--- GIVEN EXERCISE ---
Restate all the material verbatim, except for the pictures.

--- ROWS ---
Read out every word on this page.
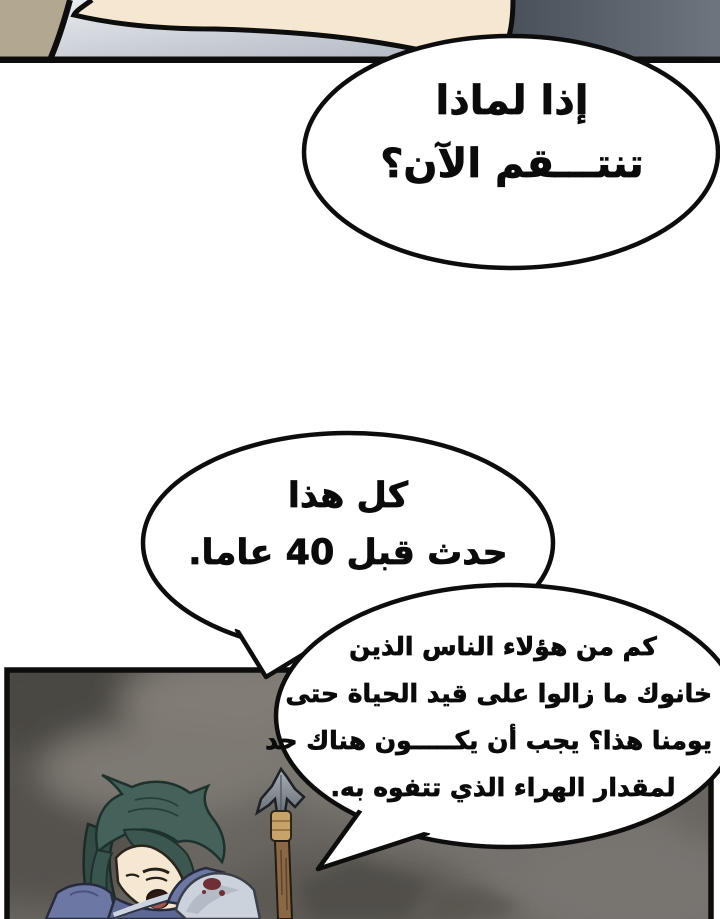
إذا لماذا
تنتـــقم الآن؟
كل هذا
حدث قبل 40 عاما.
كم من هؤلاء الناس الذين
خانوك ما زالوا على قيد الحياة حتى
يومنا هذا؟ يجب أن يكـــــون هناك حد
لمقدار الهراء الذي تتفوه به.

--- TASK SOLUTION ---
Read out every word on this page.
إذا لماذا
تنتـــقم الآن؟
كل هذا
حدث قبل 40 عاما.
كم من هؤلاء الناس الذين
خانوك ما زالوا على قيد الحياة حتى
يومنا هذا؟ يجب أن يكـــــون هناك حد
لمقدار الهراء الذي تتفوه به.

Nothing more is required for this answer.